Reproduce the listing exactly and skip over any pictures.

— START —

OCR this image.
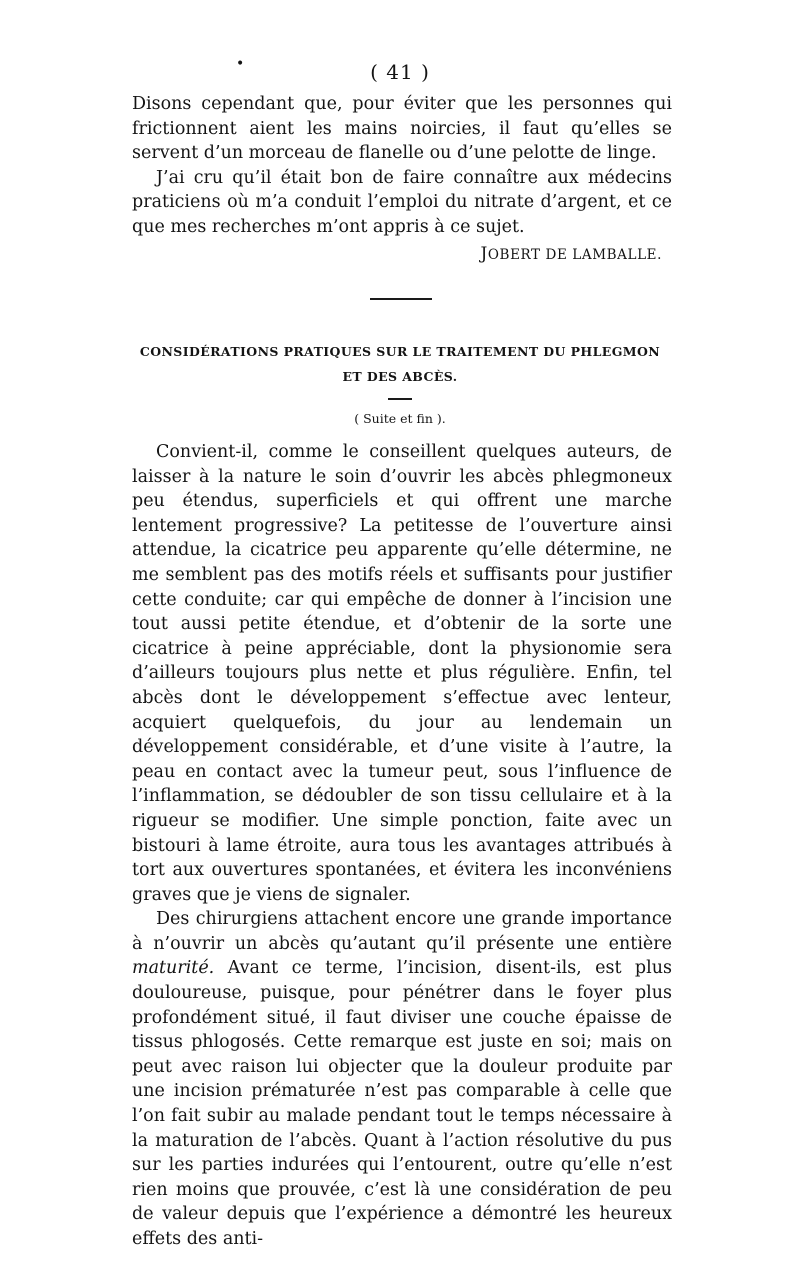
•	( 41 )

Disons cependant que, pour éviter que les personnes qui frictionnent aient les mains noircies, il faut qu’elles se servent d’un morceau de flanelle ou d’une pelotte de linge.

J’ai cru qu’il était bon de faire connaître aux médecins praticiens où m’a conduit l’emploi du nitrate d’argent, et ce que mes recherches m’ont appris à ce sujet.

JOBERT DE LAMBALLE.
CONSIDÉRATIONS PRATIQUES SUR LE TRAITEMENT DU PHLEGMON
ET DES ABCÈS.
( Suite et fin ).

Convient-il, comme le conseillent quelques auteurs, de laisser à la nature le soin d’ouvrir les abcès phlegmoneux peu étendus, superficiels et qui offrent une marche lentement progressive? La petitesse de l’ouverture ainsi attendue, la cicatrice peu apparente qu’elle détermine, ne me semblent pas des motifs réels et suffisants pour justifier cette conduite; car qui empêche de donner à l’incision une tout aussi petite étendue, et d’obtenir de la sorte une cicatrice à peine appréciable, dont la physionomie sera d’ailleurs toujours plus nette et plus régulière. Enfin, tel abcès dont le développement s’effectue avec lenteur, acquiert quelquefois, du jour au lendemain un développement considérable, et d’une visite à l’autre, la peau en contact avec la tumeur peut, sous l’influence de l’inflammation, se dédoubler de son tissu cellulaire et à la rigueur se modifier. Une simple ponction, faite avec un bistouri à lame étroite, aura tous les avantages attribués à tort aux ouvertures spontanées, et évitera les inconvéniens graves que je viens de signaler.

Des chirurgiens attachent encore une grande importance à n’ouvrir un abcès qu’autant qu’il présente une entière maturité. Avant ce terme, l’incision, disent-ils, est plus douloureuse, puisque, pour pénétrer dans le foyer plus profondément situé, il faut diviser une couche épaisse de tissus phlogosés. Cette remarque est juste en soi; mais on peut avec raison lui objecter que la douleur produite par une incision prématurée n’est pas comparable à celle que l’on fait subir au malade pendant tout le temps nécessaire à la maturation de l’abcès. Quant à l’action résolutive du pus sur les parties indurées qui l’entourent, outre qu’elle n’est rien moins que prouvée, c’est là une considération de peu de valeur depuis que l’expérience a démontré les heureux effets des anti-
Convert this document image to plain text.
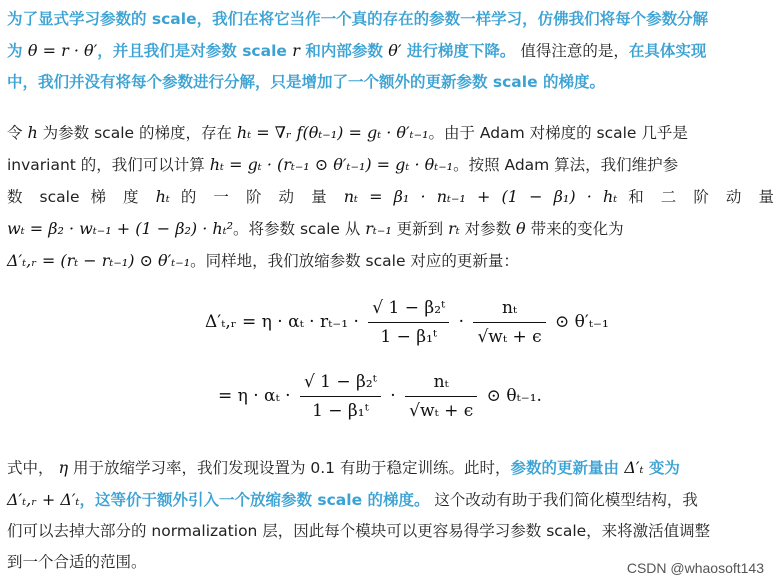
为了显式学习参数的 scale，我们在将它当作一个真的存在的参数一样学习，仿佛我们将每个参数分解
为 θ = r · θ′，并且我们是对参数 scale r 和内部参数 θ′ 进行梯度下降。 值得注意的是，在具体实现
中，我们并没有将每个参数进行分解，只是增加了一个额外的更新参数 scale 的梯度。
令 h 为参数 scale 的梯度，存在 hₜ = ∇ᵣ f(θₜ₋₁) = gₜ · θ′ₜ₋₁。由于 Adam 对梯度的 scale 几乎是
invariant 的，我们可以计算 hₜ = gₜ · (rₜ₋₁ ⊙ θ′ₜ₋₁) = gₜ · θₜ₋₁。按照 Adam 算法，我们维护参
数 scale 梯 度 hₜ 的 一 阶 动 量 nₜ = β₁ · nₜ₋₁ + (1 − β₁) · hₜ 和 二 阶 动 量
wₜ = β₂ · wₜ₋₁ + (1 − β₂) · hₜ²。将参数 scale 从 rₜ₋₁ 更新到 rₜ 对参数 θ 带来的变化为
Δ′ₜ,ᵣ = (rₜ − rₜ₋₁) ⊙ θ′ₜ₋₁。同样地，我们放缩参数 scale 对应的更新量：
Δ′ₜ,ᵣ = $\eta \cdot \alpha_t \cdot r_{t-1} \cdot \frac{\text{√ 1 − β₂ᵗ}}{\text{1 − β₁ᵗ}} \cdot \frac{\text{nₜ}}{\text{√wₜ + ϵ}}$ ⊙ θ′ₜ₋₁
= $\eta \cdot \alpha_t \cdot \frac{\text{√ 1 − β₂ᵗ}}{\text{1 − β₁ᵗ}} \cdot \frac{\text{nₜ}}{\text{√wₜ + ϵ}}$ ⊙ θₜ₋₁.
式中， η 用于放缩学习率，我们发现设置为 0.1 有助于稳定训练。此时，参数的更新量由 Δ′ₜ 变为
Δ′ₜ,ᵣ + Δ′ₜ，这等价于额外引入一个放缩参数 scale 的梯度。 这个改动有助于我们简化模型结构，我
们可以去掉大部分的 normalization 层，因此每个模块可以更容易得学习参数 scale，来将激活值调整
到一个合适的范围。	CSDN @whaosoft143
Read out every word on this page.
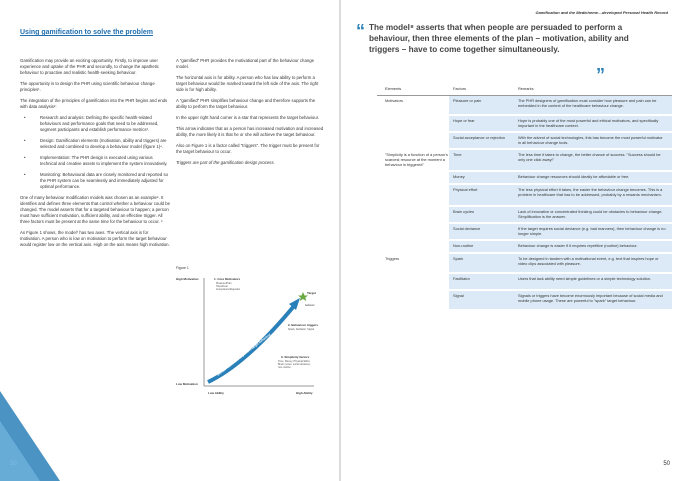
Using gamification to solve the problem

Gamification may provide an exciting opportunity. Firstly, to improve user experience and uptake of the PHR and secondly, to change the apathetic behaviour to proactive and realistic health-seeking behaviour.

The opportunity is to design the PHR using scientific behaviour change principles¹.

The integration of the principles of gamification into the PHR begins and ends with data analysis²:

• Research and analysis: Defining the specific health-related behaviours and performance goals that need to be addressed, segment participants and establish performance metrics³.
• Design: Gamification elements (motivation, ability and triggers) are selected and combined to develop a behaviour model (figure 1)⁴.
• Implementation: The PHR design is executed using various technical and creative assets to implement the system innovatively.
• Monitoring: Behavioural data are closely monitored and reported so the PHR system can be seamlessly and immediately adjusted for optimal performance.

One of many behaviour modification models was chosen as an example⁵. It identifies and defines three elements that control whether a behaviour could be changed. The model asserts that for a targeted behaviour to happen; a person must have sufficient motivation, sufficient ability, and an effective trigger. All three factors must be present at the same time for the behaviour to occur. ⁶

As Figure 1 shows, the model⁷ has two axes. The vertical axis is for motivation. A person who is low on motivation to perform the target behaviour would register low on the vertical axis. High on the axis means high motivation.

A "gamified" PHR provides the motivational part of the behaviour change model.

The horizontal axis is for ability. A person who has low ability to perform a target behaviour would be marked toward the left side of the axis. The right side is for high ability.

A "gamified" PHR simplifies behaviour change and therefore supports the ability to perform the target behaviour.

In the upper right hand corner is a star that represents the target behaviour.

This arrow indicates that as a person has increased motivation and increased ability, the more likely it is that he or she will achieve the target behaviour.

Also on Figure 1 is a factor called "triggers". The trigger must be present for the target behaviour to occur.

Triggers are part of the gamification design process.

Figure 1
High Motivation
Low Motivation
Low Ability	High Ability
1. Core Motivators
Pleasure/Pain
Hope/Fear
Acceptance/Rejection
Increase likelihood to perform target behaviour
Target
behavior
2. Behaviour triggers
Spark, facilitator, Signal
3. Simplicity factors
Time, Money, Physical Effort,
Brain cycles, social deviance,
non-routine
30
Gamification and the Medicheme—developed Personal Health Record
“ The model⁸ asserts that when people are persuaded to perform a behaviour, then three elements of the plan – motivation, ability and triggers – have to come together simultaneously.
”
Elements	Factors	Remarks
Motivators	Pleasure or pain	The PHR designers of gamification must consider how pleasure and pain can be embedded in the context of the healthcare behaviour change.
Hope or fear	Hope is probably one of the most powerful and ethical motivators, and specifically important in the healthcare context.
Social acceptance or rejection	With the advent of social technologies, this has become the most powerful motivator in all behaviour change tools.
"Simplicity is a function of a person's scarcest resource at the moment a behaviour is triggered"
Time	The less time it takes to change, the better chance of success. "Success should be only one click away!"
Money	Behaviour change resources should ideally be affordable or free.
Physical effort	The less physical effort it takes, the easier the behaviour change becomes. This is a problem in healthcare that has to be addressed, probably by a rewards mechanism.
Brain cycles	Lack of innovative or concentrated thinking could be obstacles to behaviour change. Simplification is the answer.
Social deviance	If the target requires social deviance (e.g. bad manners), then behaviour change is no longer simple.
Non-routine	Behaviour change is easier if it requires repetitive (routine) behaviour.
Triggers	Spark	To be designed in tandem with a motivational event, e.g. text that inspires hope or video clips associated with pleasure.
Facilitator	Users that lack ability need simple guidelines or a simple technology solution.
Signal	Signals or triggers have become enormously important because of social media and mobile phone usage. These are powerful to "spark" target behaviour.
50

— END —

* Result for this task *
OCR this image.
•	( 41 )

Disons cependant que, pour éviter que les personnes qui frictionnent aient les mains noircies, il faut qu’elles se servent d’un morceau de flanelle ou d’une pelotte de linge.

J’ai cru qu’il était bon de faire connaître aux médecins praticiens où m’a conduit l’emploi du nitrate d’argent, et ce que mes recherches m’ont appris à ce sujet.

JOBERT DE LAMBALLE.
CONSIDÉRATIONS PRATIQUES SUR LE TRAITEMENT DU PHLEGMON
ET DES ABCÈS.
( Suite et fin ).

Convient-il, comme le conseillent quelques auteurs, de laisser à la nature le soin d’ouvrir les abcès phlegmoneux peu étendus, superficiels et qui offrent une marche lentement progressive? La petitesse de l’ouverture ainsi attendue, la cicatrice peu apparente qu’elle détermine, ne me semblent pas des motifs réels et suffisants pour justifier cette conduite; car qui empêche de donner à l’incision une tout aussi petite étendue, et d’obtenir de la sorte une cicatrice à peine appréciable, dont la physionomie sera d’ailleurs toujours plus nette et plus régulière. Enfin, tel abcès dont le développement s’effectue avec lenteur, acquiert quelquefois, du jour au lendemain un développement considérable, et d’une visite à l’autre, la peau en contact avec la tumeur peut, sous l’influence de l’inflammation, se dédoubler de son tissu cellulaire et à la rigueur se modifier. Une simple ponction, faite avec un bistouri à lame étroite, aura tous les avantages attribués à tort aux ouvertures spontanées, et évitera les inconvéniens graves que je viens de signaler.

Des chirurgiens attachent encore une grande importance à n’ouvrir un abcès qu’autant qu’il présente une entière maturité. Avant ce terme, l’incision, disent-ils, est plus douloureuse, puisque, pour pénétrer dans le foyer plus profondément situé, il faut diviser une couche épaisse de tissus phlogosés. Cette remarque est juste en soi; mais on peut avec raison lui objecter que la douleur produite par une incision prématurée n’est pas comparable à celle que l’on fait subir au malade pendant tout le temps nécessaire à la maturation de l’abcès. Quant à l’action résolutive du pus sur les parties indurées qui l’entourent, outre qu’elle n’est rien moins que prouvée, c’est là une considération de peu de valeur depuis que l’expérience a démontré les heureux effets des anti-
Convert this document image to plain text.
为了显式学习参数的 scale，我们在将它当作一个真的存在的参数一样学习，仿佛我们将每个参数分解
为 θ = r · θ′，并且我们是对参数 scale r 和内部参数 θ′ 进行梯度下降。 值得注意的是，在具体实现
中，我们并没有将每个参数进行分解，只是增加了一个额外的更新参数 scale 的梯度。
令 h 为参数 scale 的梯度，存在 hₜ = ∇ᵣ f(θₜ₋₁) = gₜ · θ′ₜ₋₁。由于 Adam 对梯度的 scale 几乎是
invariant 的，我们可以计算 hₜ = gₜ · (rₜ₋₁ ⊙ θ′ₜ₋₁) = gₜ · θₜ₋₁。按照 Adam 算法，我们维护参
数 scale 梯 度 hₜ 的 一 阶 动 量 nₜ = β₁ · nₜ₋₁ + (1 − β₁) · hₜ 和 二 阶 动 量
wₜ = β₂ · wₜ₋₁ + (1 − β₂) · hₜ²。将参数 scale 从 rₜ₋₁ 更新到 rₜ 对参数 θ 带来的变化为
Δ′ₜ,ᵣ = (rₜ − rₜ₋₁) ⊙ θ′ₜ₋₁。同样地，我们放缩参数 scale 对应的更新量：
Δ′ₜ,ᵣ = $\eta \cdot \alpha_t \cdot r_{t-1} \cdot \frac{\text{√ 1 − β₂ᵗ}}{\text{1 − β₁ᵗ}} \cdot \frac{\text{nₜ}}{\text{√wₜ + ϵ}}$ ⊙ θ′ₜ₋₁
= $\eta \cdot \alpha_t \cdot \frac{\text{√ 1 − β₂ᵗ}}{\text{1 − β₁ᵗ}} \cdot \frac{\text{nₜ}}{\text{√wₜ + ϵ}}$ ⊙ θₜ₋₁.
式中， η 用于放缩学习率，我们发现设置为 0.1 有助于稳定训练。此时，参数的更新量由 Δ′ₜ 变为
Δ′ₜ,ᵣ + Δ′ₜ，这等价于额外引入一个放缩参数 scale 的梯度。 这个改动有助于我们简化模型结构，我
们可以去掉大部分的 normalization 层，因此每个模块可以更容易得学习参数 scale，来将激活值调整
到一个合适的范围。	CSDN @whaosoft143
Read out every word on this page.
Using gamification to solve the problem

Gamification may provide an exciting opportunity. Firstly, to improve user experience and uptake of the PHR and secondly, to change the apathetic behaviour to proactive and realistic health-seeking behaviour.

The opportunity is to design the PHR using scientific behaviour change principles¹.

The integration of the principles of gamification into the PHR begins and ends with data analysis²:

• Research and analysis: Defining the specific health-related behaviours and performance goals that need to be addressed, segment participants and establish performance metrics³.
• Design: Gamification elements (motivation, ability and triggers) are selected and combined to develop a behaviour model (figure 1)⁴.
• Implementation: The PHR design is executed using various technical and creative assets to implement the system innovatively.
• Monitoring: Behavioural data are closely monitored and reported so the PHR system can be seamlessly and immediately adjusted for optimal performance.

One of many behaviour modification models was chosen as an example⁵. It identifies and defines three elements that control whether a behaviour could be changed. The model asserts that for a targeted behaviour to happen; a person must have sufficient motivation, sufficient ability, and an effective trigger. All three factors must be present at the same time for the behaviour to occur. ⁶

As Figure 1 shows, the model⁷ has two axes. The vertical axis is for motivation. A person who is low on motivation to perform the target behaviour would register low on the vertical axis. High on the axis means high motivation.

A "gamified" PHR provides the motivational part of the behaviour change model.

The horizontal axis is for ability. A person who has low ability to perform a target behaviour would be marked toward the left side of the axis. The right side is for high ability.

A "gamified" PHR simplifies behaviour change and therefore supports the ability to perform the target behaviour.

In the upper right hand corner is a star that represents the target behaviour.

This arrow indicates that as a person has increased motivation and increased ability, the more likely it is that he or she will achieve the target behaviour.

Also on Figure 1 is a factor called "triggers". The trigger must be present for the target behaviour to occur.

Triggers are part of the gamification design process.

Figure 1
High Motivation
Low Motivation
Low Ability	High Ability
1. Core Motivators
Pleasure/Pain
Hope/Fear
Acceptance/Rejection
Increase likelihood to perform target behaviour
Target
behavior
2. Behaviour triggers
Spark, facilitator, Signal
3. Simplicity factors
Time, Money, Physical Effort,
Brain cycles, social deviance,
non-routine
30
Gamification and the Medicheme—developed Personal Health Record
“ The model⁸ asserts that when people are persuaded to perform a behaviour, then three elements of the plan – motivation, ability and triggers – have to come together simultaneously.
”
Elements	Factors	Remarks
Motivators	Pleasure or pain	The PHR designers of gamification must consider how pleasure and pain can be embedded in the context of the healthcare behaviour change.
Hope or fear	Hope is probably one of the most powerful and ethical motivators, and specifically important in the healthcare context.
Social acceptance or rejection	With the advent of social technologies, this has become the most powerful motivator in all behaviour change tools.
"Simplicity is a function of a person's scarcest resource at the moment a behaviour is triggered"
Time	The less time it takes to change, the better chance of success. "Success should be only one click away!"
Money	Behaviour change resources should ideally be affordable or free.
Physical effort	The less physical effort it takes, the easier the behaviour change becomes. This is a problem in healthcare that has to be addressed, probably by a rewards mechanism.
Brain cycles	Lack of innovative or concentrated thinking could be obstacles to behaviour change. Simplification is the answer.
Social deviance	If the target requires social deviance (e.g. bad manners), then behaviour change is no longer simple.
Non-routine	Behaviour change is easier if it requires repetitive (routine) behaviour.
Triggers	Spark	To be designed in tandem with a motivational event, e.g. text that inspires hope or video clips associated with pleasure.
Facilitator	Users that lack ability need simple guidelines or a simple technology solution.
Signal	Signals or triggers have become enormously important because of social media and mobile phone usage. These are powerful to "spark" target behaviour.
50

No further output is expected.